(Stored items)
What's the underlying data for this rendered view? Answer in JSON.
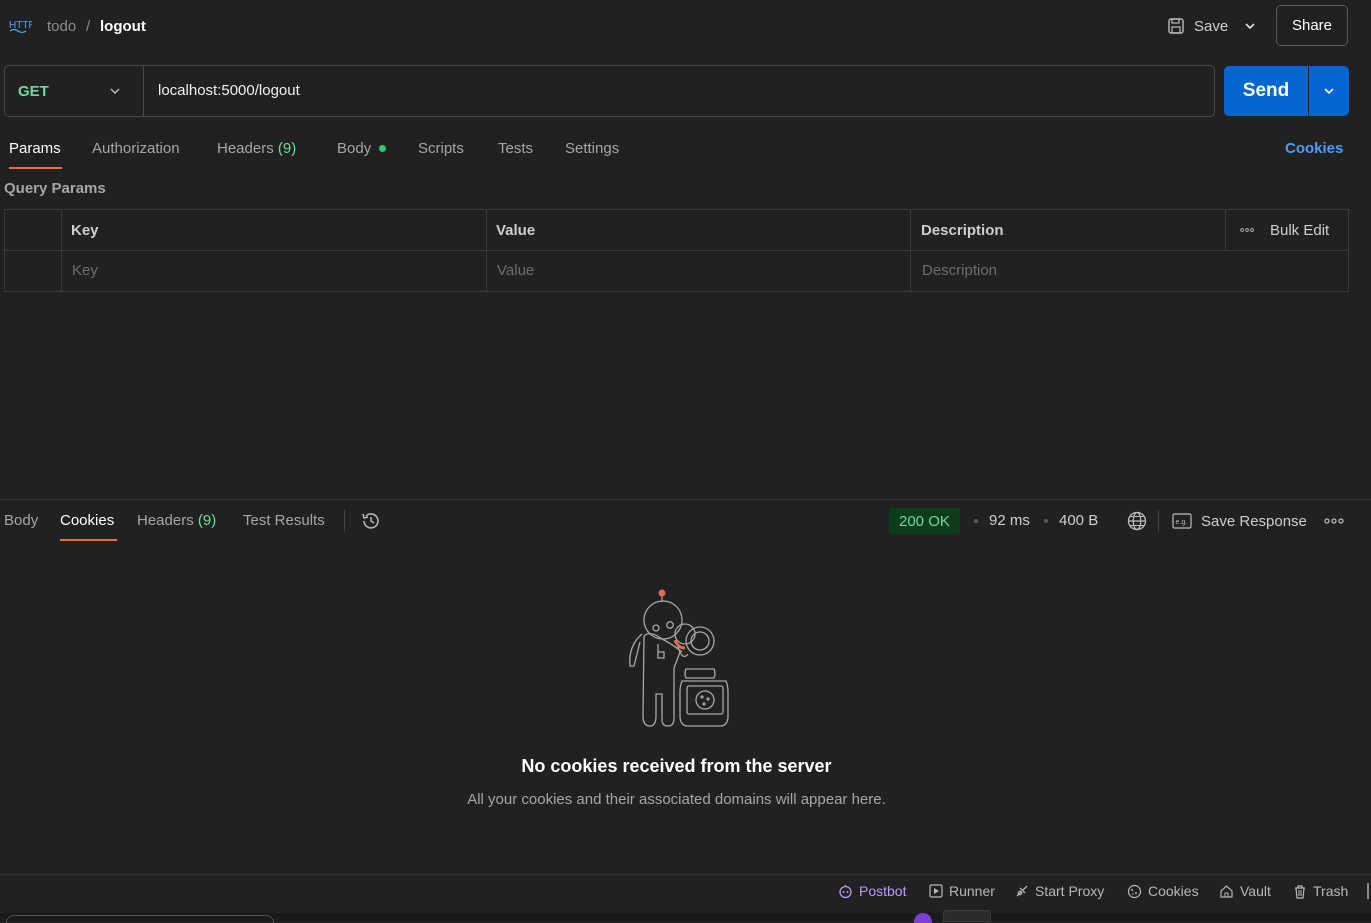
{
  "breadcrumb": {
    "icon": "http-icon",
    "icon_text": "HTTP",
    "parent": "todo",
    "separator": "/",
    "current": "logout"
  },
  "toolbar": {
    "save_label": "Save",
    "share_label": "Share"
  },
  "request": {
    "method": "GET",
    "url": "localhost:5000/logout",
    "send_label": "Send",
    "method_color": "#6bdd9a"
  },
  "request_tabs": {
    "params": "Params",
    "authorization": "Authorization",
    "headers": "Headers",
    "headers_count": "(9)",
    "body": "Body",
    "scripts": "Scripts",
    "tests": "Tests",
    "settings": "Settings",
    "active": "Params",
    "cookies_link": "Cookies"
  },
  "query_params": {
    "title": "Query Params",
    "columns": [
      "Key",
      "Value",
      "Description"
    ],
    "placeholders": [
      "Key",
      "Value",
      "Description"
    ],
    "bulk_edit": "Bulk Edit"
  },
  "response_tabs": {
    "body": "Body",
    "cookies": "Cookies",
    "headers": "Headers",
    "headers_count": "(9)",
    "test_results": "Test Results",
    "active": "Cookies"
  },
  "response_meta": {
    "status": "200 OK",
    "time": "92 ms",
    "size": "400 B",
    "save_response": "Save Response",
    "save_response_icon_text": "e.g."
  },
  "empty_state": {
    "title": "No cookies received from the server",
    "subtitle": "All your cookies and their associated domains will appear here."
  },
  "footer": {
    "postbot": "Postbot",
    "runner": "Runner",
    "start_proxy": "Start Proxy",
    "cookies": "Cookies",
    "vault": "Vault",
    "trash": "Trash"
  },
  "colors": {
    "accent_orange": "#f26b3a",
    "send_blue": "#0265d2",
    "link_blue": "#4b9dff",
    "success_green": "#6bdd9a",
    "postbot_purple": "#b79cff"
  }
}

## Problem details
Leave out the pictures and print each record exactly as it stands.

## Exercise result
What's the underlying data for this rendered view? Answer in JSON.
{
  "breadcrumb": {
    "icon": "http-icon",
    "icon_text": "HTTP",
    "parent": "todo",
    "separator": "/",
    "current": "logout"
  },
  "toolbar": {
    "save_label": "Save",
    "share_label": "Share"
  },
  "request": {
    "method": "GET",
    "url": "localhost:5000/logout",
    "send_label": "Send",
    "method_color": "#6bdd9a"
  },
  "request_tabs": {
    "params": "Params",
    "authorization": "Authorization",
    "headers": "Headers",
    "headers_count": "(9)",
    "body": "Body",
    "scripts": "Scripts",
    "tests": "Tests",
    "settings": "Settings",
    "active": "Params",
    "cookies_link": "Cookies"
  },
  "query_params": {
    "title": "Query Params",
    "columns": [
      "Key",
      "Value",
      "Description"
    ],
    "placeholders": [
      "Key",
      "Value",
      "Description"
    ],
    "bulk_edit": "Bulk Edit"
  },
  "response_tabs": {
    "body": "Body",
    "cookies": "Cookies",
    "headers": "Headers",
    "headers_count": "(9)",
    "test_results": "Test Results",
    "active": "Cookies"
  },
  "response_meta": {
    "status": "200 OK",
    "time": "92 ms",
    "size": "400 B",
    "save_response": "Save Response",
    "save_response_icon_text": "e.g."
  },
  "empty_state": {
    "title": "No cookies received from the server",
    "subtitle": "All your cookies and their associated domains will appear here."
  },
  "footer": {
    "postbot": "Postbot",
    "runner": "Runner",
    "start_proxy": "Start Proxy",
    "cookies": "Cookies",
    "vault": "Vault",
    "trash": "Trash"
  },
  "colors": {
    "accent_orange": "#f26b3a",
    "send_blue": "#0265d2",
    "link_blue": "#4b9dff",
    "success_green": "#6bdd9a",
    "postbot_purple": "#b79cff"
  }
}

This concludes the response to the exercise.